**Task details:**
Return each line of the listing that contains the string "shall".
-- begin --
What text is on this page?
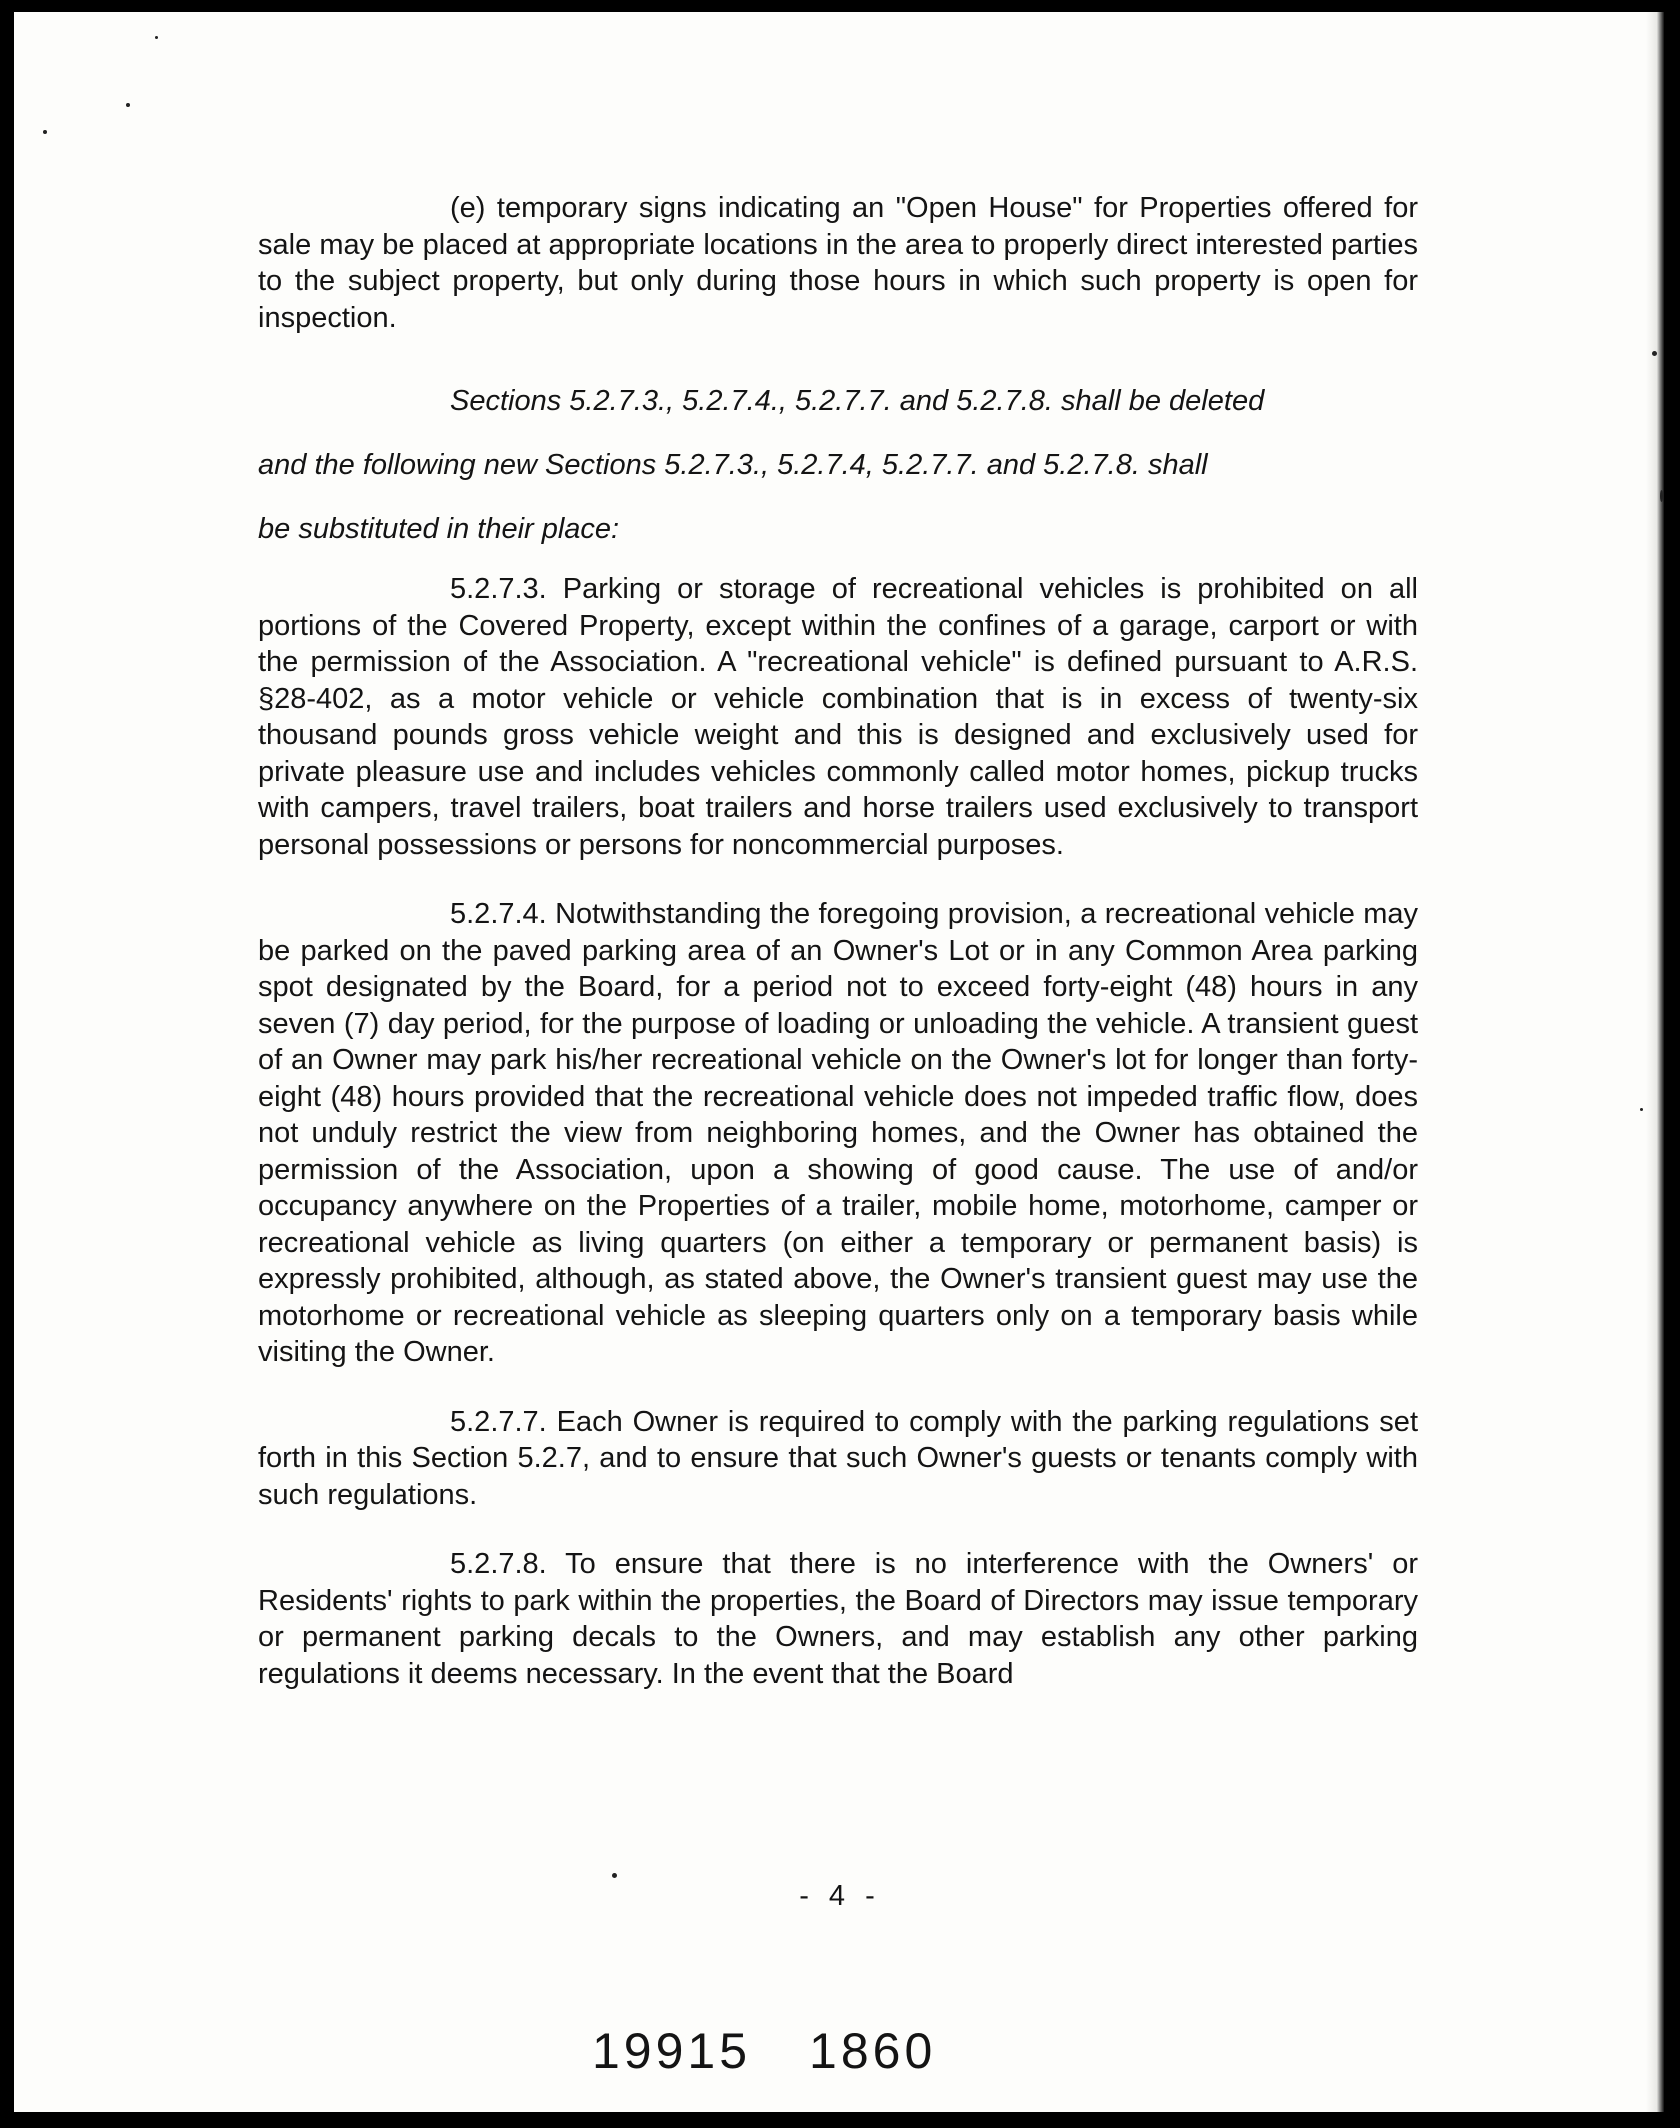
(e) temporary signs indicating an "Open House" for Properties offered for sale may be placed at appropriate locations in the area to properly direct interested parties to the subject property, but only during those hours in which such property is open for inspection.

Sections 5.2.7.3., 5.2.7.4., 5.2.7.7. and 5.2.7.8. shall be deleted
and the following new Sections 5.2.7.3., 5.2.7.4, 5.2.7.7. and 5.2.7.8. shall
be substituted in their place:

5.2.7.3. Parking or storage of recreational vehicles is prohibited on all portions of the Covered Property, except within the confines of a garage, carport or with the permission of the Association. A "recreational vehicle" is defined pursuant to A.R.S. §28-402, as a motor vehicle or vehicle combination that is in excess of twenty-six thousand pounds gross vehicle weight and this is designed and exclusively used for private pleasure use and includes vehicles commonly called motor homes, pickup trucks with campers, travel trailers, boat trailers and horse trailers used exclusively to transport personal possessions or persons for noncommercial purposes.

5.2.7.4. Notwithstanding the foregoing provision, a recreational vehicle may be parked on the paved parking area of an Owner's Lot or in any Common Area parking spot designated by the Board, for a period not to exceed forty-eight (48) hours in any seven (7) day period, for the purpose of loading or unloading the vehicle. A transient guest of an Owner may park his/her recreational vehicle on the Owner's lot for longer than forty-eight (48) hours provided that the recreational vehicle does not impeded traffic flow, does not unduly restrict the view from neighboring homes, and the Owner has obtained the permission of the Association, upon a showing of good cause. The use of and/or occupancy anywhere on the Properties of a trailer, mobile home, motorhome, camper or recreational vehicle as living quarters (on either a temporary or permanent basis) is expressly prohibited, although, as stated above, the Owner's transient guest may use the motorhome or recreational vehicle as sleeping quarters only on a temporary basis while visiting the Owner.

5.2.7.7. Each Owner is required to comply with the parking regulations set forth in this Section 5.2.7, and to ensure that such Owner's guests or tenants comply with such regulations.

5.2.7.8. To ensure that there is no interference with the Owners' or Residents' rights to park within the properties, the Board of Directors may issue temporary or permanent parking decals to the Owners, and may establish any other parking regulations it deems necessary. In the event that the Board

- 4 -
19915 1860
-- end --
-- begin --
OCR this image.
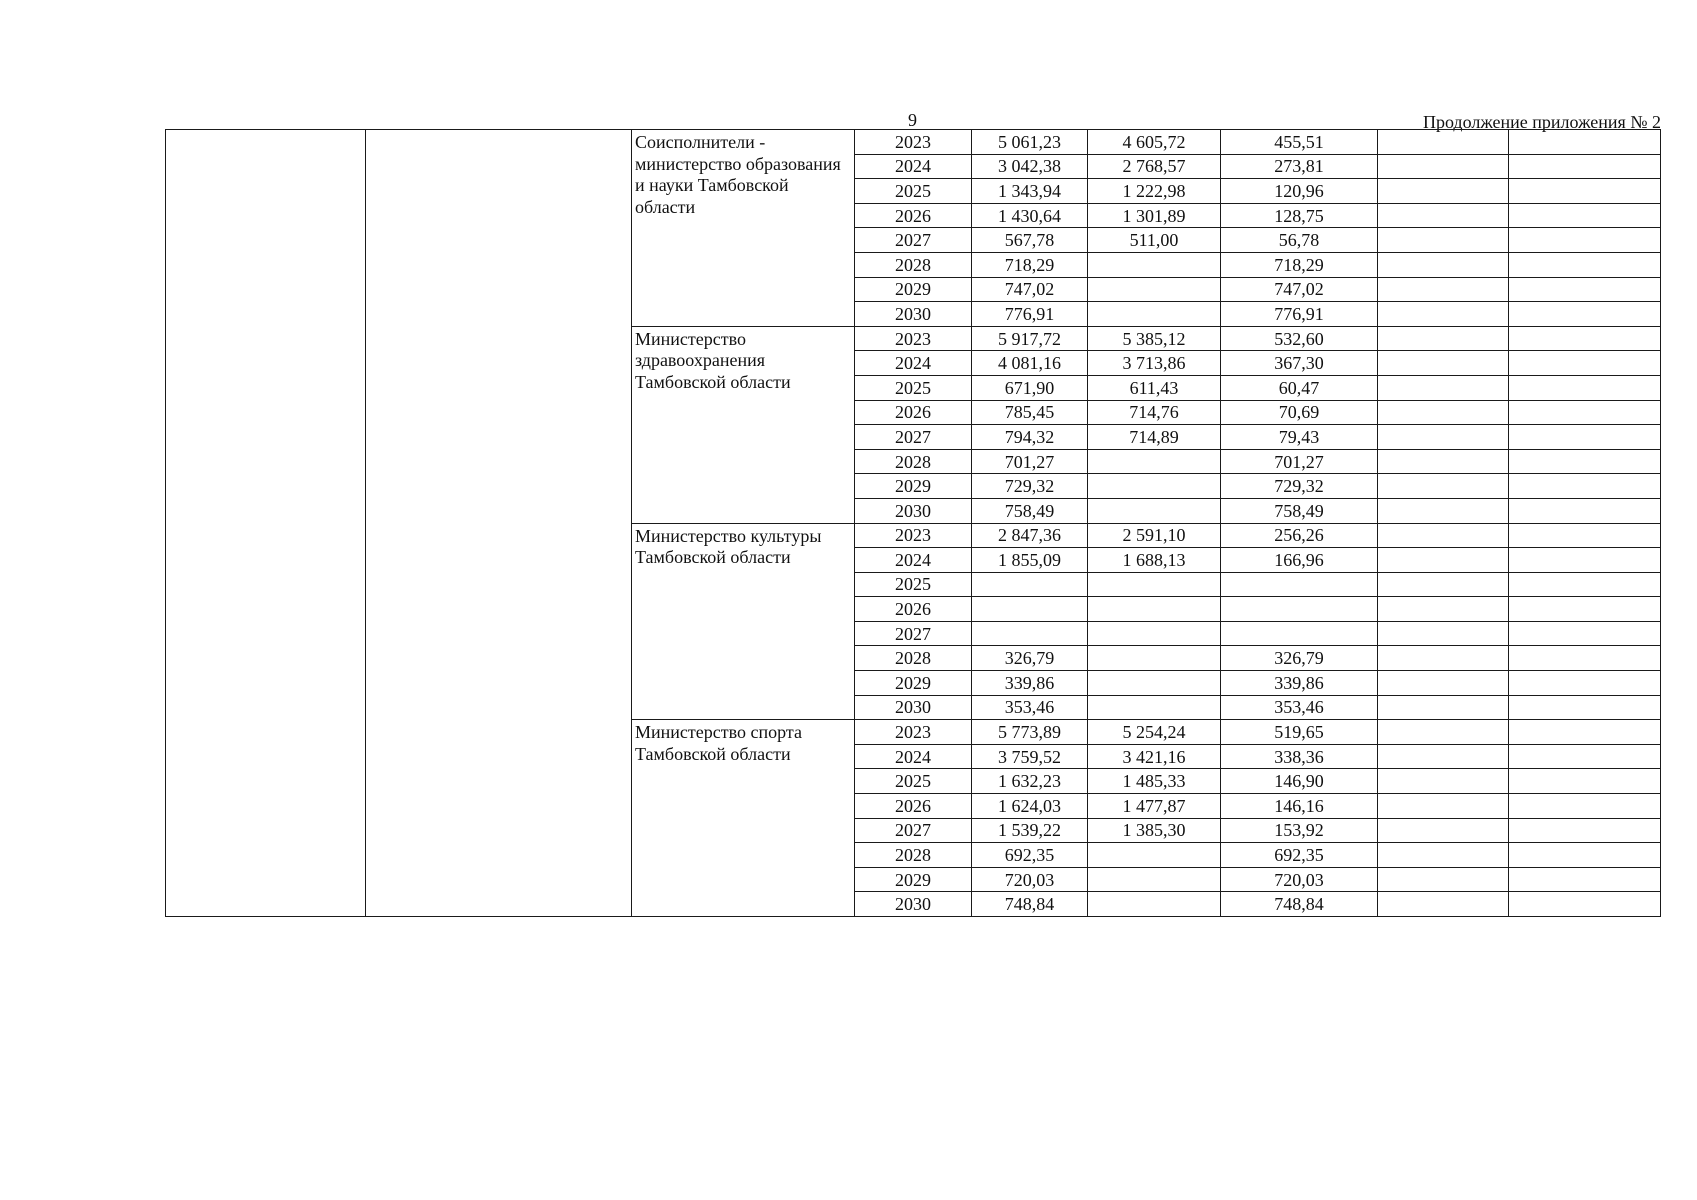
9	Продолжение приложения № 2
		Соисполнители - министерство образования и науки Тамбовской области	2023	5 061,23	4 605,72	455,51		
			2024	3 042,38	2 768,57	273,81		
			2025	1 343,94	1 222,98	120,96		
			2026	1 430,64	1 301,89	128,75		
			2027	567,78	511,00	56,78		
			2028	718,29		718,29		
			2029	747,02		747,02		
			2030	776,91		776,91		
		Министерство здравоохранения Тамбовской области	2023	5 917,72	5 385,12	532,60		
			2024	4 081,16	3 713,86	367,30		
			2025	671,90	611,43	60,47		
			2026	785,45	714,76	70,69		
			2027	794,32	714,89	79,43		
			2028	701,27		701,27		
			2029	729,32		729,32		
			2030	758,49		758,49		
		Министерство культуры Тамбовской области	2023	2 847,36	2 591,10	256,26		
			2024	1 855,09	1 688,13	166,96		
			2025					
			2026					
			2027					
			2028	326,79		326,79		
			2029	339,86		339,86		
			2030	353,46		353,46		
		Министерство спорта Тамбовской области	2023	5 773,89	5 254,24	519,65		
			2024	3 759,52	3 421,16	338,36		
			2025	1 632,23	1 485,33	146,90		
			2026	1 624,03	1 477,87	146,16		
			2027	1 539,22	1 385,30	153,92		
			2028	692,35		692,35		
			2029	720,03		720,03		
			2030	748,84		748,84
-- end --
**Response:**
Sections 5.2.7.3., 5.2.7.4., 5.2.7.7. and 5.2.7.8. shall be deleted
and the following new Sections 5.2.7.3., 5.2.7.4, 5.2.7.7. and 5.2.7.8. shall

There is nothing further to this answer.